» What the exercise asks: Transcribe all of the material exactly. Any picture in it should be left out.

(Stored items)
"""

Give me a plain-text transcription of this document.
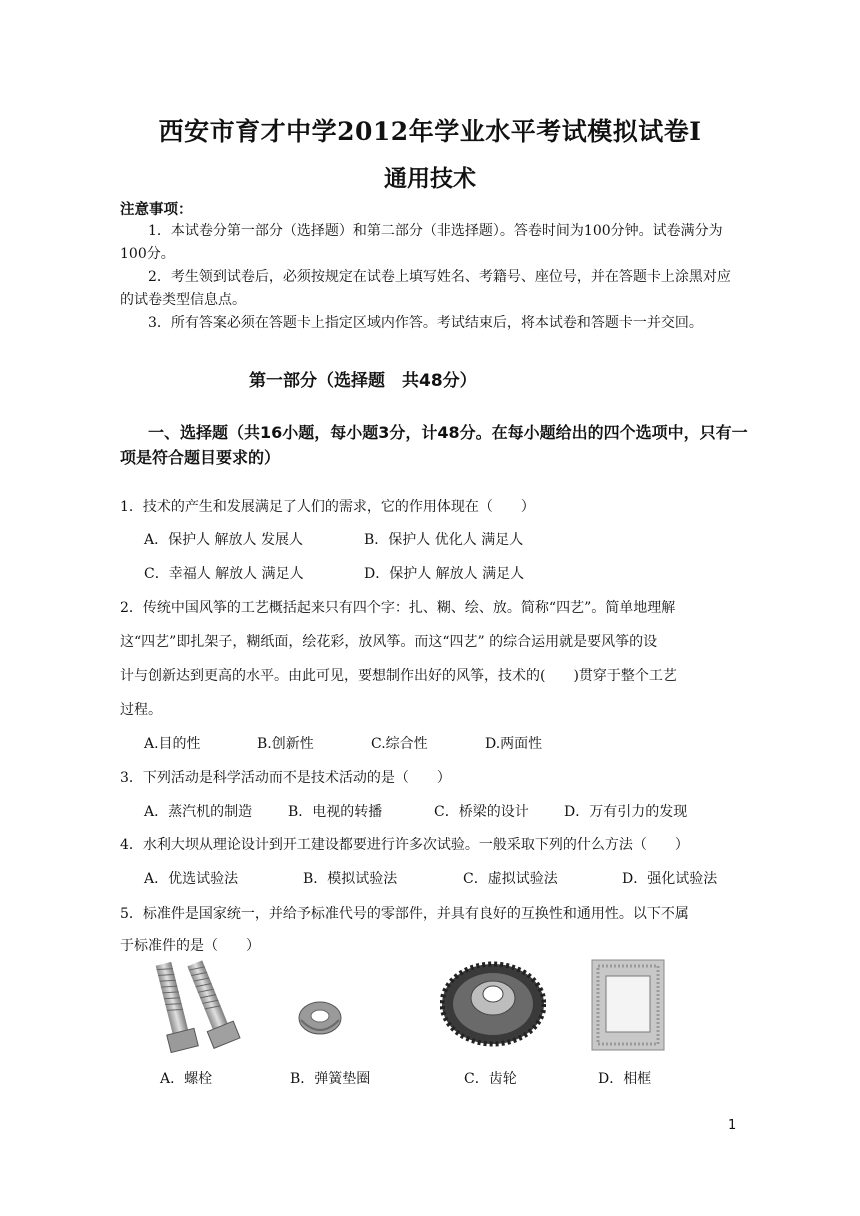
西安市育才中学2012年学业水平考试模拟试卷Ⅰ
通用技术
注意事项：
1．本试卷分第一部分（选择题）和第二部分（非选择题）。答卷时间为100分钟。试卷满分为100分。
2．考生领到试卷后，必须按规定在试卷上填写姓名、考籍号、座位号，并在答题卡上涂黑对应的试卷类型信息点。
3．所有答案必须在答题卡上指定区域内作答。考试结束后，将本试卷和答题卡一并交回。
第一部分（选择题　共48分）
一、选择题（共16小题，每小题3分，计48分。在每小题给出的四个选项中，只有一项是符合题目要求的）
1．技术的产生和发展满足了人们的需求，它的作用体现在（　　）
A．保护人 解放人 发展人	B．保护人 优化人 满足人
C．幸福人 解放人 满足人	D．保护人 解放人 满足人
2．传统中国风筝的工艺概括起来只有四个字：扎、糊、绘、放。简称“四艺”。简单地理解
这“四艺”即扎架子，糊纸面，绘花彩，放风筝。而这“四艺” 的综合运用就是要风筝的设
计与创新达到更高的水平。由此可见，要想制作出好的风筝，技术的(　　)贯穿于整个工艺
过程。
A.目的性	B.创新性	C.综合性	D.两面性
3．下列活动是科学活动而不是技术活动的是（　　）
A．蒸汽机的制造	B．电视的转播	C．桥梁的设计	D．万有引力的发现
4．水利大坝从理论设计到开工建设都要进行许多次试验。一般采取下列的什么方法（　　）
A．优选试验法	B．模拟试验法	C．虚拟试验法	D．强化试验法
5．标准件是国家统一，并给予标准代号的零部件，并具有良好的互换性和通用性。以下不属
于标准件的是（　　）
A．螺栓	B．弹簧垫圈	C．齿轮	D．相框
1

"""

» Finished exercise:
Give me a plain-text transcription of this document.
西安市育才中学2012年学业水平考试模拟试卷Ⅰ
通用技术
注意事项：
1．本试卷分第一部分（选择题）和第二部分（非选择题）。答卷时间为100分钟。试卷满分为100分。
2．考生领到试卷后，必须按规定在试卷上填写姓名、考籍号、座位号，并在答题卡上涂黑对应的试卷类型信息点。
3．所有答案必须在答题卡上指定区域内作答。考试结束后，将本试卷和答题卡一并交回。
第一部分（选择题　共48分）
一、选择题（共16小题，每小题3分，计48分。在每小题给出的四个选项中，只有一项是符合题目要求的）
1．技术的产生和发展满足了人们的需求，它的作用体现在（　　）
A．保护人 解放人 发展人	B．保护人 优化人 满足人
C．幸福人 解放人 满足人	D．保护人 解放人 满足人
2．传统中国风筝的工艺概括起来只有四个字：扎、糊、绘、放。简称“四艺”。简单地理解
这“四艺”即扎架子，糊纸面，绘花彩，放风筝。而这“四艺” 的综合运用就是要风筝的设
计与创新达到更高的水平。由此可见，要想制作出好的风筝，技术的(　　)贯穿于整个工艺
过程。
A.目的性	B.创新性	C.综合性	D.两面性
3．下列活动是科学活动而不是技术活动的是（　　）
A．蒸汽机的制造	B．电视的转播	C．桥梁的设计	D．万有引力的发现
4．水利大坝从理论设计到开工建设都要进行许多次试验。一般采取下列的什么方法（　　）
A．优选试验法	B．模拟试验法	C．虚拟试验法	D．强化试验法
5．标准件是国家统一，并给予标准代号的零部件，并具有良好的互换性和通用性。以下不属
于标准件的是（　　）
A．螺栓	B．弹簧垫圈	C．齿轮	D．相框
1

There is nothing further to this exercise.